### Your objective
Retype each line exactly. Skip images.

### The records

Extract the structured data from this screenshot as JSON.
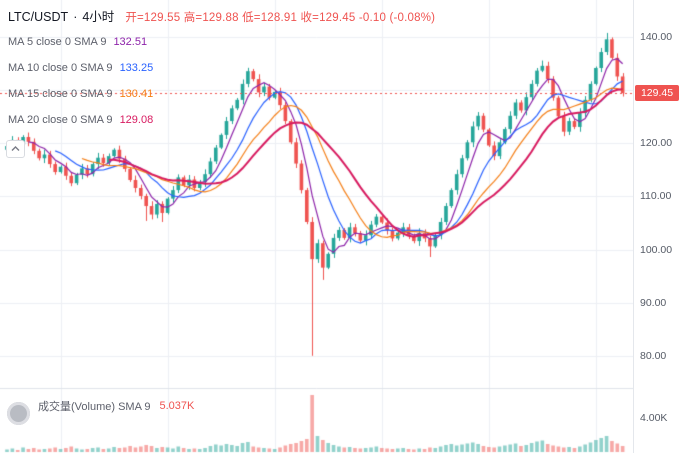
{
  "header": {
    "symbol": "LTC/USDT",
    "separator": "·",
    "interval": "4小时",
    "ohlc_text": "开=129.55 高=129.88 低=128.91 收=129.45 -0.10 (-0.08%)"
  },
  "indicators": [
    {
      "label": "MA 5 close 0 SMA 9",
      "value": "132.51",
      "color": "#8e24aa"
    },
    {
      "label": "MA 10 close 0 SMA 9",
      "value": "133.25",
      "color": "#2962ff"
    },
    {
      "label": "MA 15 close 0 SMA 9",
      "value": "130.41",
      "color": "#f57f17"
    },
    {
      "label": "MA 20 close 0 SMA 9",
      "value": "129.08",
      "color": "#d81b60"
    }
  ],
  "volume_pane": {
    "label": "成交量(Volume) SMA 9",
    "value": "5.037K",
    "value_color": "#ef5350"
  },
  "price_axis": {
    "ticks": [
      "140.00",
      "130.00",
      "120.00",
      "110.00",
      "100.00",
      "90.00",
      "80.00"
    ],
    "last_price": "129.45",
    "badge_color": "#ef5350"
  },
  "volume_axis": {
    "tick": "4.00K"
  },
  "chart_data": {
    "type": "candlestick",
    "title": "LTC/USDT · 4小时",
    "interval": "4h",
    "ylim": [
      74.5,
      147
    ],
    "price_gridlines": [
      80,
      90,
      100,
      110,
      120,
      130,
      140
    ],
    "ohlc_last": {
      "open": 129.55,
      "high": 129.88,
      "low": 128.91,
      "close": 129.45,
      "change": -0.1,
      "change_pct": -0.08
    },
    "last_price": 129.45,
    "up_color": "#26a69a",
    "down_color": "#ef5350",
    "wick": 0.7,
    "first_open": 118.8,
    "volume_scale_max": 12,
    "volume_sma": "5.037K",
    "moving_averages": [
      {
        "name": "MA 5",
        "period": 5,
        "color": "#8e24aa"
      },
      {
        "name": "MA 10",
        "period": 10,
        "color": "#2962ff"
      },
      {
        "name": "MA 15",
        "period": 15,
        "color": "#f57f17"
      },
      {
        "name": "MA 20",
        "period": 20,
        "color": "#d81b60"
      }
    ],
    "closes": [
      119.5,
      120.6,
      119.8,
      121.2,
      120.3,
      118.6,
      117.2,
      117.9,
      116.1,
      114.6,
      115.6,
      113.9,
      112.5,
      114.1,
      115.3,
      114.2,
      116.1,
      117.3,
      116.3,
      117.6,
      118.8,
      117.1,
      115.2,
      113.1,
      111.6,
      110.1,
      108.2,
      106.6,
      108.6,
      106.9,
      109.6,
      111.2,
      113.6,
      112.1,
      113.2,
      111.6,
      112.7,
      114.2,
      116.6,
      119.2,
      121.6,
      124.2,
      126.6,
      128.2,
      131.2,
      133.6,
      132.1,
      129.6,
      130.7,
      128.6,
      129.7,
      127.2,
      124.2,
      120.2,
      116.2,
      111.2,
      105.2,
      98.2,
      101.2,
      96.6,
      99.2,
      102.2,
      103.7,
      102.2,
      104.2,
      103.1,
      101.7,
      102.7,
      104.7,
      106.2,
      105.1,
      103.6,
      102.1,
      103.2,
      104.2,
      102.6,
      101.6,
      103.1,
      102.1,
      100.6,
      102.7,
      105.2,
      108.2,
      111.2,
      114.2,
      117.2,
      120.2,
      123.2,
      125.2,
      122.6,
      119.6,
      117.6,
      120.2,
      122.7,
      125.2,
      127.7,
      126.2,
      128.7,
      131.2,
      133.7,
      134.6,
      132.1,
      128.6,
      125.1,
      122.2,
      124.2,
      123.1,
      125.7,
      128.2,
      131.2,
      134.2,
      137.2,
      139.6,
      136.1,
      132.6,
      129.45
    ],
    "overrides": {
      "26": {
        "low": 105.4
      },
      "29": {
        "low": 105.2
      },
      "57": {
        "low": 80.0
      },
      "59": {
        "low": 94.3
      },
      "79": {
        "low": 98.6
      },
      "100": {
        "high": 135.6
      },
      "112": {
        "high": 140.8
      }
    },
    "volumes": [
      0.5,
      0.7,
      0.4,
      0.9,
      0.6,
      0.8,
      0.5,
      0.6,
      0.7,
      0.9,
      0.6,
      0.8,
      1.1,
      0.7,
      0.5,
      0.6,
      0.8,
      0.9,
      0.6,
      0.7,
      1.0,
      0.8,
      0.9,
      1.2,
      0.9,
      1.1,
      1.4,
      1.2,
      0.8,
      1.0,
      0.9,
      0.7,
      1.1,
      0.8,
      0.6,
      0.7,
      0.6,
      0.8,
      1.2,
      1.5,
      1.3,
      1.6,
      1.4,
      1.2,
      1.8,
      2.0,
      1.1,
      0.9,
      0.8,
      0.7,
      0.6,
      0.9,
      1.3,
      1.6,
      1.8,
      2.2,
      2.6,
      11.4,
      3.2,
      2.4,
      1.8,
      1.4,
      1.1,
      0.9,
      1.0,
      0.8,
      0.7,
      0.8,
      0.9,
      1.1,
      0.8,
      0.7,
      0.6,
      0.7,
      0.8,
      0.6,
      0.5,
      0.7,
      0.6,
      0.9,
      0.8,
      1.1,
      1.4,
      1.6,
      1.3,
      1.5,
      1.7,
      1.9,
      1.6,
      1.2,
      1.0,
      0.9,
      1.1,
      1.3,
      1.5,
      1.7,
      1.2,
      1.4,
      1.8,
      2.1,
      2.3,
      1.6,
      1.3,
      1.1,
      0.9,
      1.0,
      0.8,
      1.1,
      1.5,
      1.9,
      2.4,
      2.8,
      3.2,
      2.2,
      1.7,
      1.2
    ]
  }
}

### Solution
Extract the structured data from this screenshot as JSON.
{
  "header": {
    "symbol": "LTC/USDT",
    "separator": "·",
    "interval": "4小时",
    "ohlc_text": "开=129.55 高=129.88 低=128.91 收=129.45 -0.10 (-0.08%)"
  },
  "indicators": [
    {
      "label": "MA 5 close 0 SMA 9",
      "value": "132.51",
      "color": "#8e24aa"
    },
    {
      "label": "MA 10 close 0 SMA 9",
      "value": "133.25",
      "color": "#2962ff"
    },
    {
      "label": "MA 15 close 0 SMA 9",
      "value": "130.41",
      "color": "#f57f17"
    },
    {
      "label": "MA 20 close 0 SMA 9",
      "value": "129.08",
      "color": "#d81b60"
    }
  ],
  "volume_pane": {
    "label": "成交量(Volume) SMA 9",
    "value": "5.037K",
    "value_color": "#ef5350"
  },
  "price_axis": {
    "ticks": [
      "140.00",
      "130.00",
      "120.00",
      "110.00",
      "100.00",
      "90.00",
      "80.00"
    ],
    "last_price": "129.45",
    "badge_color": "#ef5350"
  },
  "volume_axis": {
    "tick": "4.00K"
  },
  "chart_data": {
    "type": "candlestick",
    "title": "LTC/USDT · 4小时",
    "interval": "4h",
    "ylim": [
      74.5,
      147
    ],
    "price_gridlines": [
      80,
      90,
      100,
      110,
      120,
      130,
      140
    ],
    "ohlc_last": {
      "open": 129.55,
      "high": 129.88,
      "low": 128.91,
      "close": 129.45,
      "change": -0.1,
      "change_pct": -0.08
    },
    "last_price": 129.45,
    "up_color": "#26a69a",
    "down_color": "#ef5350",
    "wick": 0.7,
    "first_open": 118.8,
    "volume_scale_max": 12,
    "volume_sma": "5.037K",
    "moving_averages": [
      {
        "name": "MA 5",
        "period": 5,
        "color": "#8e24aa"
      },
      {
        "name": "MA 10",
        "period": 10,
        "color": "#2962ff"
      },
      {
        "name": "MA 15",
        "period": 15,
        "color": "#f57f17"
      },
      {
        "name": "MA 20",
        "period": 20,
        "color": "#d81b60"
      }
    ],
    "closes": [
      119.5,
      120.6,
      119.8,
      121.2,
      120.3,
      118.6,
      117.2,
      117.9,
      116.1,
      114.6,
      115.6,
      113.9,
      112.5,
      114.1,
      115.3,
      114.2,
      116.1,
      117.3,
      116.3,
      117.6,
      118.8,
      117.1,
      115.2,
      113.1,
      111.6,
      110.1,
      108.2,
      106.6,
      108.6,
      106.9,
      109.6,
      111.2,
      113.6,
      112.1,
      113.2,
      111.6,
      112.7,
      114.2,
      116.6,
      119.2,
      121.6,
      124.2,
      126.6,
      128.2,
      131.2,
      133.6,
      132.1,
      129.6,
      130.7,
      128.6,
      129.7,
      127.2,
      124.2,
      120.2,
      116.2,
      111.2,
      105.2,
      98.2,
      101.2,
      96.6,
      99.2,
      102.2,
      103.7,
      102.2,
      104.2,
      103.1,
      101.7,
      102.7,
      104.7,
      106.2,
      105.1,
      103.6,
      102.1,
      103.2,
      104.2,
      102.6,
      101.6,
      103.1,
      102.1,
      100.6,
      102.7,
      105.2,
      108.2,
      111.2,
      114.2,
      117.2,
      120.2,
      123.2,
      125.2,
      122.6,
      119.6,
      117.6,
      120.2,
      122.7,
      125.2,
      127.7,
      126.2,
      128.7,
      131.2,
      133.7,
      134.6,
      132.1,
      128.6,
      125.1,
      122.2,
      124.2,
      123.1,
      125.7,
      128.2,
      131.2,
      134.2,
      137.2,
      139.6,
      136.1,
      132.6,
      129.45
    ],
    "overrides": {
      "26": {
        "low": 105.4
      },
      "29": {
        "low": 105.2
      },
      "57": {
        "low": 80.0
      },
      "59": {
        "low": 94.3
      },
      "79": {
        "low": 98.6
      },
      "100": {
        "high": 135.6
      },
      "112": {
        "high": 140.8
      }
    },
    "volumes": [
      0.5,
      0.7,
      0.4,
      0.9,
      0.6,
      0.8,
      0.5,
      0.6,
      0.7,
      0.9,
      0.6,
      0.8,
      1.1,
      0.7,
      0.5,
      0.6,
      0.8,
      0.9,
      0.6,
      0.7,
      1.0,
      0.8,
      0.9,
      1.2,
      0.9,
      1.1,
      1.4,
      1.2,
      0.8,
      1.0,
      0.9,
      0.7,
      1.1,
      0.8,
      0.6,
      0.7,
      0.6,
      0.8,
      1.2,
      1.5,
      1.3,
      1.6,
      1.4,
      1.2,
      1.8,
      2.0,
      1.1,
      0.9,
      0.8,
      0.7,
      0.6,
      0.9,
      1.3,
      1.6,
      1.8,
      2.2,
      2.6,
      11.4,
      3.2,
      2.4,
      1.8,
      1.4,
      1.1,
      0.9,
      1.0,
      0.8,
      0.7,
      0.8,
      0.9,
      1.1,
      0.8,
      0.7,
      0.6,
      0.7,
      0.8,
      0.6,
      0.5,
      0.7,
      0.6,
      0.9,
      0.8,
      1.1,
      1.4,
      1.6,
      1.3,
      1.5,
      1.7,
      1.9,
      1.6,
      1.2,
      1.0,
      0.9,
      1.1,
      1.3,
      1.5,
      1.7,
      1.2,
      1.4,
      1.8,
      2.1,
      2.3,
      1.6,
      1.3,
      1.1,
      0.9,
      1.0,
      0.8,
      1.1,
      1.5,
      1.9,
      2.4,
      2.8,
      3.2,
      2.2,
      1.7,
      1.2
    ]
  }
}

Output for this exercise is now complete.